(WHAT THE TASK ASKS):
Extract each line of the records below that contains the word "title".

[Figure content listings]
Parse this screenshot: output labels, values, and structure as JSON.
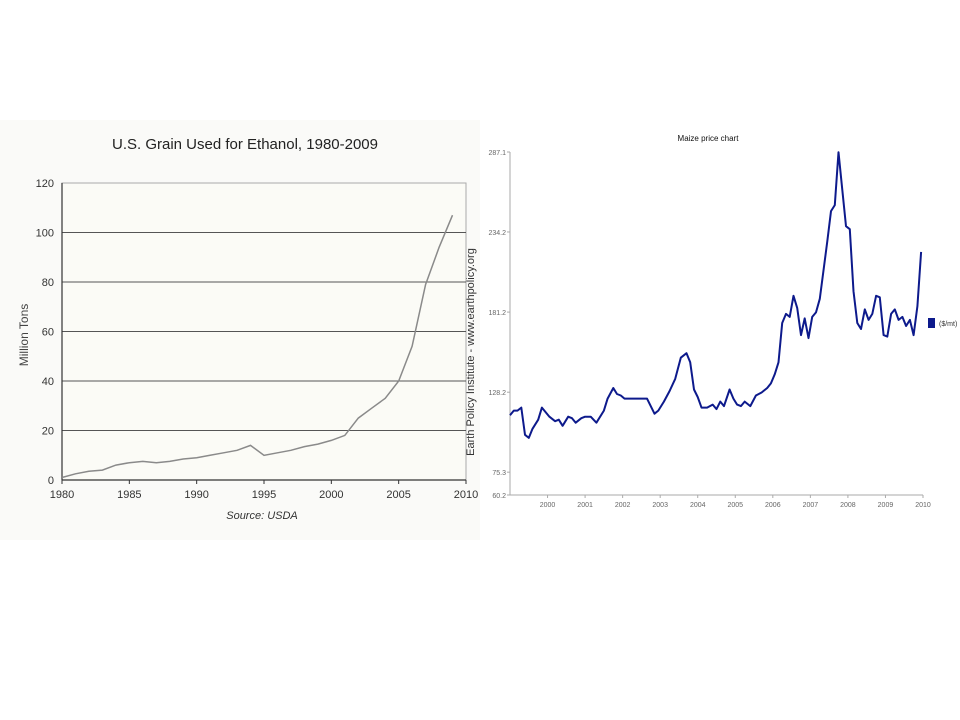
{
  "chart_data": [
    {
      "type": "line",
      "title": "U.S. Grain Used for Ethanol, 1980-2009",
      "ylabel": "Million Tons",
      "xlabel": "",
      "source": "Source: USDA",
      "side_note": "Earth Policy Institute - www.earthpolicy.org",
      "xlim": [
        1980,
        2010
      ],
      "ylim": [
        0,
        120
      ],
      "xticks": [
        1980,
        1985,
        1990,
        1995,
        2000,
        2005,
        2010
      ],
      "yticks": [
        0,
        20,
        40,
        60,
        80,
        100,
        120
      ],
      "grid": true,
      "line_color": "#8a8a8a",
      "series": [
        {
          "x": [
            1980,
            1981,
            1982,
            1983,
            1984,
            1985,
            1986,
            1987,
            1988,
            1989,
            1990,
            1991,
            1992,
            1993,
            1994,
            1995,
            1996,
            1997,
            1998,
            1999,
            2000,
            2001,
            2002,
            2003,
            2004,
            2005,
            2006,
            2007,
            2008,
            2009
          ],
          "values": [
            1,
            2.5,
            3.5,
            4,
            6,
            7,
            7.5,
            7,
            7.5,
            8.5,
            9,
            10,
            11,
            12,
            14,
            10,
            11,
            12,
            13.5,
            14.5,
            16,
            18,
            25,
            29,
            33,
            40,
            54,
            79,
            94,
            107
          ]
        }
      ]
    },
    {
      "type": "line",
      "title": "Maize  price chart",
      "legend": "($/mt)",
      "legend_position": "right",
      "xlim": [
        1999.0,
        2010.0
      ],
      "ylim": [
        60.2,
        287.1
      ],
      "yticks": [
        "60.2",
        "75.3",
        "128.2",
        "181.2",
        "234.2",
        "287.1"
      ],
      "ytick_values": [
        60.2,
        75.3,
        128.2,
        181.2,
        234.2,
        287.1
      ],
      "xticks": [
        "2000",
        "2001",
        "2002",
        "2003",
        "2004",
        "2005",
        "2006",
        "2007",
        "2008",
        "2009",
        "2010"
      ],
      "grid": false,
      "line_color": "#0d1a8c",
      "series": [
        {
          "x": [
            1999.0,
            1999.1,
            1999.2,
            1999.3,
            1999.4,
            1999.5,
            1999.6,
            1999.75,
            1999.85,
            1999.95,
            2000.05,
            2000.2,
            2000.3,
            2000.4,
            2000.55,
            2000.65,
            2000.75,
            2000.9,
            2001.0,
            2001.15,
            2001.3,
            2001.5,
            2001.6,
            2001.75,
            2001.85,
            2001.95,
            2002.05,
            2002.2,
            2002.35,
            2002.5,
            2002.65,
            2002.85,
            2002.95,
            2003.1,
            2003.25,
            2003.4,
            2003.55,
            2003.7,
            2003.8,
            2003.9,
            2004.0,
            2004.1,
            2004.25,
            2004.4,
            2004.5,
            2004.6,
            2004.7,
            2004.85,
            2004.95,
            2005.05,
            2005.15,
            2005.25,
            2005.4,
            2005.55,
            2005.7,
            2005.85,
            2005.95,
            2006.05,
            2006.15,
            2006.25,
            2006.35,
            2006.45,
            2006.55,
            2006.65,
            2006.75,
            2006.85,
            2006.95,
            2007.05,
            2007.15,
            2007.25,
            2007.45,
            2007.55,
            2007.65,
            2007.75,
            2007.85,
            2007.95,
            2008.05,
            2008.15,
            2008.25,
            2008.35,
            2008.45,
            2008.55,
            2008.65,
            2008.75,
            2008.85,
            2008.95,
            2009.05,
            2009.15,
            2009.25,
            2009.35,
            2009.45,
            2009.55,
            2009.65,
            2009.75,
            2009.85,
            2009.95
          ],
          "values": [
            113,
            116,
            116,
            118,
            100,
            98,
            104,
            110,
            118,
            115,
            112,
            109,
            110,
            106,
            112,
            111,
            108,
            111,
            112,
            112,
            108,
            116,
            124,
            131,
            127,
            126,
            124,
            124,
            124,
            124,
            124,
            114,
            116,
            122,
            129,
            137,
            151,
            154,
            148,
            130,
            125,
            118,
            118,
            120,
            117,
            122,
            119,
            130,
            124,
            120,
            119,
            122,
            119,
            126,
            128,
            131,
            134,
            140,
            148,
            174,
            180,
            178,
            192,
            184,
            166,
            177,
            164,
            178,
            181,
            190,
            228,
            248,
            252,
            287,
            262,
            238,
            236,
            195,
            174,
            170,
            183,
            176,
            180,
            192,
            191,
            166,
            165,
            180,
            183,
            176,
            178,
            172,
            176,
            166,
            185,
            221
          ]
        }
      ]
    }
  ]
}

(SOLUTION TO THE PROBLEM):
      "title": "U.S. Grain Used for Ethanol, 1980-2009",
      "title": "Maize  price chart",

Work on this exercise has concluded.